- _Anweisung_:
Gib sämtliche Zeilen der Daten unverändert zurück. Lass die Bilder dabei weg.

---------- Eingabedaten ----------

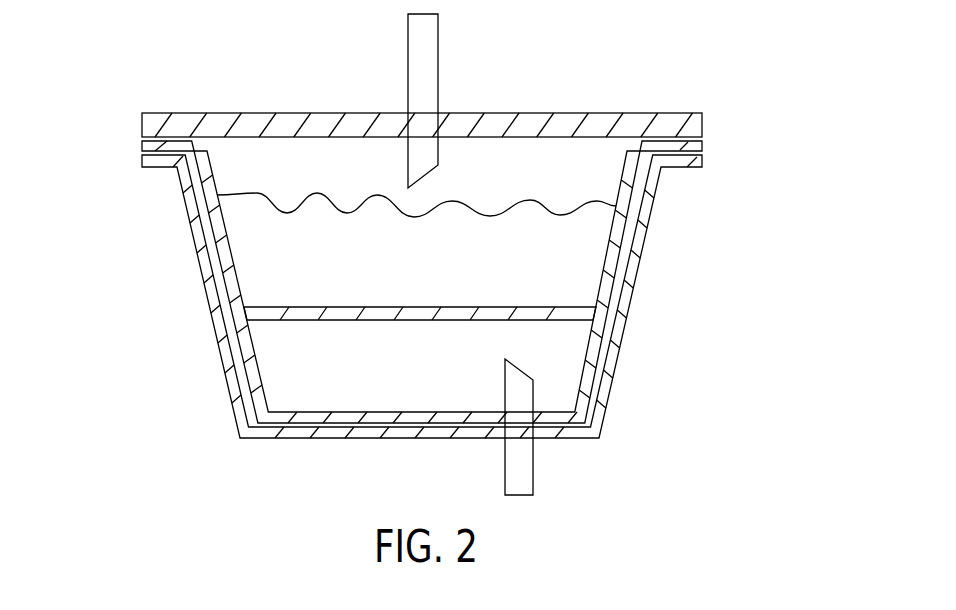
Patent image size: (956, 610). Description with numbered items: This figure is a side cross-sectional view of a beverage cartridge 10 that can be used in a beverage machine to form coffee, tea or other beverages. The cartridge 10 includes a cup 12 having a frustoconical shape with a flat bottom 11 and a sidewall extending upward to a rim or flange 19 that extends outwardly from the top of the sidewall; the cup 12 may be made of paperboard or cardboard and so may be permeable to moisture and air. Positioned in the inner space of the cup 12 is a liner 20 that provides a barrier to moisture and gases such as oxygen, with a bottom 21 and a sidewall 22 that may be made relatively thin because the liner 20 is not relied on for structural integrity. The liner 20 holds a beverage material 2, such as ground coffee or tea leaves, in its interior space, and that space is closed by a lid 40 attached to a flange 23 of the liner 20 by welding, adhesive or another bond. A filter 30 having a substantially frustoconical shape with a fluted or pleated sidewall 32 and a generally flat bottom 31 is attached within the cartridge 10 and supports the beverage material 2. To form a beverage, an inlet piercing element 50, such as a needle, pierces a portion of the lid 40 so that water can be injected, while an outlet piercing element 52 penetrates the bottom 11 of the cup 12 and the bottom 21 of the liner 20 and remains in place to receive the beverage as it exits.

The cartridge 10 is at (732, 72).
The lid 40 is at (594, 124).
The inlet piercing element 50 is at (428, 83).
The cup 12 is at (238, 442).
The flange 19 is at (142, 158).
The sidewall 22 is at (238, 341).
The bottom 11 is at (432, 440).
The filter 30 is at (607, 247).
The flange 23 is at (142, 143).
The sidewall 32 is at (228, 258).
The bottom 21 is at (350, 418).
The bottom 31 is at (413, 312).
The beverage material 2 is at (560, 279).
The liner 20 is at (277, 385).
The outlet piercing element 52 is at (532, 458).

----------

- _Lösung_:
Patent image size: (956, 610). Description with numbered items: This figure is a side cross-sectional view of a beverage cartridge 10 that can be used in a beverage machine to form coffee, tea or other beverages. The cartridge 10 includes a cup 12 having a frustoconical shape with a flat bottom 11 and a sidewall extending upward to a rim or flange 19 that extends outwardly from the top of the sidewall; the cup 12 may be made of paperboard or cardboard and so may be permeable to moisture and air. Positioned in the inner space of the cup 12 is a liner 20 that provides a barrier to moisture and gases such as oxygen, with a bottom 21 and a sidewall 22 that may be made relatively thin because the liner 20 is not relied on for structural integrity. The liner 20 holds a beverage material 2, such as ground coffee or tea leaves, in its interior space, and that space is closed by a lid 40 attached to a flange 23 of the liner 20 by welding, adhesive or another bond. A filter 30 having a substantially frustoconical shape with a fluted or pleated sidewall 32 and a generally flat bottom 31 is attached within the cartridge 10 and supports the beverage material 2. To form a beverage, an inlet piercing element 50, such as a needle, pierces a portion of the lid 40 so that water can be injected, while an outlet piercing element 52 penetrates the bottom 11 of the cup 12 and the bottom 21 of the liner 20 and remains in place to receive the beverage as it exits.

The cartridge 10 is at (732, 72).
The lid 40 is at (594, 124).
The inlet piercing element 50 is at (428, 83).
The cup 12 is at (238, 442).
The flange 19 is at (142, 158).
The sidewall 22 is at (238, 341).
The bottom 11 is at (432, 440).
The filter 30 is at (607, 247).
The flange 23 is at (142, 143).
The sidewall 32 is at (228, 258).
The bottom 21 is at (350, 418).
The bottom 31 is at (413, 312).
The beverage material 2 is at (560, 279).
The liner 20 is at (277, 385).
The outlet piercing element 52 is at (532, 458).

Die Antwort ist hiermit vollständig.